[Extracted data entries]
•••••

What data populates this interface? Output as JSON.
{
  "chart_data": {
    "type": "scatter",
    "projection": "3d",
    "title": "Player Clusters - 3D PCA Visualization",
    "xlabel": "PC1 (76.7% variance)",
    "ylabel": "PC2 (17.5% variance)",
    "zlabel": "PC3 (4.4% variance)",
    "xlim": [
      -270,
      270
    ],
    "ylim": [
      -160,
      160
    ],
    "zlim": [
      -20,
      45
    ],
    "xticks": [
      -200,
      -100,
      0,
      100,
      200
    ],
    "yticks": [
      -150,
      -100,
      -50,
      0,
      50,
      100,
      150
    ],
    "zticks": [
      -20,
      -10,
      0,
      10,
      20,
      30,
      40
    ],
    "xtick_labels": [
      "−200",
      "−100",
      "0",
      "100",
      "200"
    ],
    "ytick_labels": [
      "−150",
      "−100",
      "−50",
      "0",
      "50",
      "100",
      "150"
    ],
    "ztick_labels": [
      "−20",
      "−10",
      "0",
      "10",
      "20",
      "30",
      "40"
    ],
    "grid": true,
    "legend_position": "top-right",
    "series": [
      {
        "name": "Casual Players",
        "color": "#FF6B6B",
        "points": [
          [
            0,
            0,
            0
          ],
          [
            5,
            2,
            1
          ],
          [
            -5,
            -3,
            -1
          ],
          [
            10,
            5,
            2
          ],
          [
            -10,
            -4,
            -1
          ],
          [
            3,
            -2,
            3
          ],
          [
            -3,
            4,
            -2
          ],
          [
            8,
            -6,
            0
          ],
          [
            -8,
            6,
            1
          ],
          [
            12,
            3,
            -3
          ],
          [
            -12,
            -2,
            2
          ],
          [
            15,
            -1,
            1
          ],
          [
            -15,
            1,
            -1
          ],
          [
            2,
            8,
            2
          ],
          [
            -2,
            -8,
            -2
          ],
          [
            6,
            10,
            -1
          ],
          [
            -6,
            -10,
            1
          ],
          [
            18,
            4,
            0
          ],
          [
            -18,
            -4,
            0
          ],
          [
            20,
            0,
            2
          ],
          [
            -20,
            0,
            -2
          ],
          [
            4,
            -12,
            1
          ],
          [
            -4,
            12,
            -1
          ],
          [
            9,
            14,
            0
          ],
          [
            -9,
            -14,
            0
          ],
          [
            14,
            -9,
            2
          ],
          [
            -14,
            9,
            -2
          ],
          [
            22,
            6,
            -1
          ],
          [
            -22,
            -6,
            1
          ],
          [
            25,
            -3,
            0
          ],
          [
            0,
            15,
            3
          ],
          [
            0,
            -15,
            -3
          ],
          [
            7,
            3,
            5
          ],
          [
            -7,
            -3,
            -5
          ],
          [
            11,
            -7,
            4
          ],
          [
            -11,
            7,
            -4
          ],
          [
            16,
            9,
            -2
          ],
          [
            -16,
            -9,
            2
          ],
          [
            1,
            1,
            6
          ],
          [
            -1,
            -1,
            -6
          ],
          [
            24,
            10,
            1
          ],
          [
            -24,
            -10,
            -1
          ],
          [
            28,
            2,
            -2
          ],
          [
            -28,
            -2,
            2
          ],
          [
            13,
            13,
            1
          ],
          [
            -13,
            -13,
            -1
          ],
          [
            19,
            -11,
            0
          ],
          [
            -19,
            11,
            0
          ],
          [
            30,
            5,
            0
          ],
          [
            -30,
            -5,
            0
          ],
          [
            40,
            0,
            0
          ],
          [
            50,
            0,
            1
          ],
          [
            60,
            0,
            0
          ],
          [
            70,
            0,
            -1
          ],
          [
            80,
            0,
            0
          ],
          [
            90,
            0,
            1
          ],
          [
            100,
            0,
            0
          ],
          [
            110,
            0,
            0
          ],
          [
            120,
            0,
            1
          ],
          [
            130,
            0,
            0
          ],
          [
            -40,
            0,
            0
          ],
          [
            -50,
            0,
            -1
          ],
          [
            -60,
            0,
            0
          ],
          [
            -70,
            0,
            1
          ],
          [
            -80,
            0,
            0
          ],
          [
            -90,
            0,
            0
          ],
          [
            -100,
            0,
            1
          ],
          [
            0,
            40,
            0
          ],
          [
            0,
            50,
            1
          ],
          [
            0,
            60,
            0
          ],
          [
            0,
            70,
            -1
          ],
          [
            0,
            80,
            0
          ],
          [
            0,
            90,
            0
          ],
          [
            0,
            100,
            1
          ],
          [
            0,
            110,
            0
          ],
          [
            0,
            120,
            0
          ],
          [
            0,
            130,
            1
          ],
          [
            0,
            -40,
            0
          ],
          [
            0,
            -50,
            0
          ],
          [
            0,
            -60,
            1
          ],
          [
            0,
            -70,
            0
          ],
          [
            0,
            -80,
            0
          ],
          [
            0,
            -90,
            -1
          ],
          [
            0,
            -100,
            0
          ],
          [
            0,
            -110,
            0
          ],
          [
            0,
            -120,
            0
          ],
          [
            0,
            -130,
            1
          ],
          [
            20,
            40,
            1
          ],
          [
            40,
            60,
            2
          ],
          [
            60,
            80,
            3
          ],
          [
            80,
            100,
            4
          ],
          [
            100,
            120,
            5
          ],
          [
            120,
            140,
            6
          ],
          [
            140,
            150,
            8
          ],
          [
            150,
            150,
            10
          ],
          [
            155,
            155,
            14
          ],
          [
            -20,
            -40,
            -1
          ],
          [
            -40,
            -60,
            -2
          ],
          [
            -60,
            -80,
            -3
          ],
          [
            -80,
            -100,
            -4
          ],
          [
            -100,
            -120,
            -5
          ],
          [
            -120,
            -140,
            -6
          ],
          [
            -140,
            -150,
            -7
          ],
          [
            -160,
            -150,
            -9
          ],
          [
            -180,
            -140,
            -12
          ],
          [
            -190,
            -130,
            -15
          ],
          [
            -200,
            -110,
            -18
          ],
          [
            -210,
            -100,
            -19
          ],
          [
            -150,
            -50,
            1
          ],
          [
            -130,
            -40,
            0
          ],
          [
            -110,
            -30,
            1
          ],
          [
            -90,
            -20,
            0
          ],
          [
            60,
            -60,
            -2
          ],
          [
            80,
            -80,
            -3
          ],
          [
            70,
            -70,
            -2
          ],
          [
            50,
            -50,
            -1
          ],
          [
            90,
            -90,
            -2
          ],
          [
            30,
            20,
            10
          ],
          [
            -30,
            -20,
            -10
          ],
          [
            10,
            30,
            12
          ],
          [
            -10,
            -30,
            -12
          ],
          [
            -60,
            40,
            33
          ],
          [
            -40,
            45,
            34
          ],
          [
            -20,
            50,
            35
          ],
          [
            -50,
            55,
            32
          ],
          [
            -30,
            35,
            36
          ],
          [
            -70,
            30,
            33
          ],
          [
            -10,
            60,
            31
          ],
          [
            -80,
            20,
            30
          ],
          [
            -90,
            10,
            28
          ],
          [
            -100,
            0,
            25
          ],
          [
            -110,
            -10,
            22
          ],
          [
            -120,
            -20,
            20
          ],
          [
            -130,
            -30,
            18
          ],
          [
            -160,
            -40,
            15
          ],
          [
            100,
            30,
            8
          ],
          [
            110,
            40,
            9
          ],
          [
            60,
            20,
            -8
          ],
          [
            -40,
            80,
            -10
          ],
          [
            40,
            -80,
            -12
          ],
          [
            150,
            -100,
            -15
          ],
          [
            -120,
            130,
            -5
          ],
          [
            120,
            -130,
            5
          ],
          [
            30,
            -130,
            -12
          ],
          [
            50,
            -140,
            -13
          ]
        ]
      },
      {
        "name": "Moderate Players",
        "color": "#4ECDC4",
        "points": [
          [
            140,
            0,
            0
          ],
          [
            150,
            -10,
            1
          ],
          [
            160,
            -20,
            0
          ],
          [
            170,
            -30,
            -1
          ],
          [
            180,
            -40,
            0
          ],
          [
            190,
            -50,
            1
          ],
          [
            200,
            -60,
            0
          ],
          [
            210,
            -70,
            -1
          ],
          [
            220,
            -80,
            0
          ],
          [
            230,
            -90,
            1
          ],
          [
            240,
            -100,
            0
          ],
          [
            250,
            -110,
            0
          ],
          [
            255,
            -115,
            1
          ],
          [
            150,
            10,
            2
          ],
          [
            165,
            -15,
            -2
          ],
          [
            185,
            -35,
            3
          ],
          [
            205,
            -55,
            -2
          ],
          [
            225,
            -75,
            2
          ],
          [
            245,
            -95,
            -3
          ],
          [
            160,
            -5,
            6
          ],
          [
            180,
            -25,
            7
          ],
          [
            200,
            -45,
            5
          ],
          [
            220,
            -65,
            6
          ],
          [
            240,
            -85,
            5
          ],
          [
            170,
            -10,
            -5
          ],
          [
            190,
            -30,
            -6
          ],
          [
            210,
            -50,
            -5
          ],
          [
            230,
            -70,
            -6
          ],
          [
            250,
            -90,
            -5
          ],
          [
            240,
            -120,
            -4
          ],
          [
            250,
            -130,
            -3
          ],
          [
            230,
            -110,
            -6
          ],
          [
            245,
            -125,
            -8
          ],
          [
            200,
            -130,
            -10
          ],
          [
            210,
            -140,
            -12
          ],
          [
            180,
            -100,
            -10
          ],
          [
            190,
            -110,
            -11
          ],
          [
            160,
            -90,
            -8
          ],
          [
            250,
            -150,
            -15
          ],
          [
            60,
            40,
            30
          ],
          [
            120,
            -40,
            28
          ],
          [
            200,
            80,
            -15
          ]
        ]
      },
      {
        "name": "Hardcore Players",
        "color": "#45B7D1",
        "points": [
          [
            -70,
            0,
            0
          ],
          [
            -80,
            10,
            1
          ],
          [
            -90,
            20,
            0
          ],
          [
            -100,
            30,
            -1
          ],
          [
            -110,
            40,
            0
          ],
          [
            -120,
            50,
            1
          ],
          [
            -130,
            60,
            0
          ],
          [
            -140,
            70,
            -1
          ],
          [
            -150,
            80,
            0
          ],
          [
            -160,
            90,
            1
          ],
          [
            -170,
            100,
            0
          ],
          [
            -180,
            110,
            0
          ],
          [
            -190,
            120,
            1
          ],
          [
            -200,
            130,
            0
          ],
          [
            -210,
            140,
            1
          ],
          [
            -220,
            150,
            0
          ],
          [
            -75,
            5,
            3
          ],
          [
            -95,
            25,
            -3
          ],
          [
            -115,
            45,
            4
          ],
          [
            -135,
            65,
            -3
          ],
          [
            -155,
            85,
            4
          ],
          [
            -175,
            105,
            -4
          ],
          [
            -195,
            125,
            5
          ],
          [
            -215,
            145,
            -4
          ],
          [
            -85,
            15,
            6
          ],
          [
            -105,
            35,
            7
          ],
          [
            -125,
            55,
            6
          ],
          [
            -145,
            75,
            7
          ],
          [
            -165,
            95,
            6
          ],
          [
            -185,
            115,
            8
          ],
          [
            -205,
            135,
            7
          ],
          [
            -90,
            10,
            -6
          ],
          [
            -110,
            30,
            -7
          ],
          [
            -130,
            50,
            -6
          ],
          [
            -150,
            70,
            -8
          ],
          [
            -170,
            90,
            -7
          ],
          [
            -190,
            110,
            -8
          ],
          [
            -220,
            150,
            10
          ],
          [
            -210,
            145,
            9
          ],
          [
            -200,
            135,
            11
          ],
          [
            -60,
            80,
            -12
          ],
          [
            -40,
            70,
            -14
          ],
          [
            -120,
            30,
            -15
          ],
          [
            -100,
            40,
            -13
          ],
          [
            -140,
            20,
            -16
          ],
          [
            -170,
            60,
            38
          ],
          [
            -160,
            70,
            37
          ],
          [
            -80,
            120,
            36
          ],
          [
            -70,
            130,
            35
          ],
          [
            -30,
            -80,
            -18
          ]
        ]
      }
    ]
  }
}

•••••

In the lines above, find each one with "Players" and list it.

## Response
        "name": "Casual Players",
        "name": "Moderate Players",
        "name": "Hardcore Players",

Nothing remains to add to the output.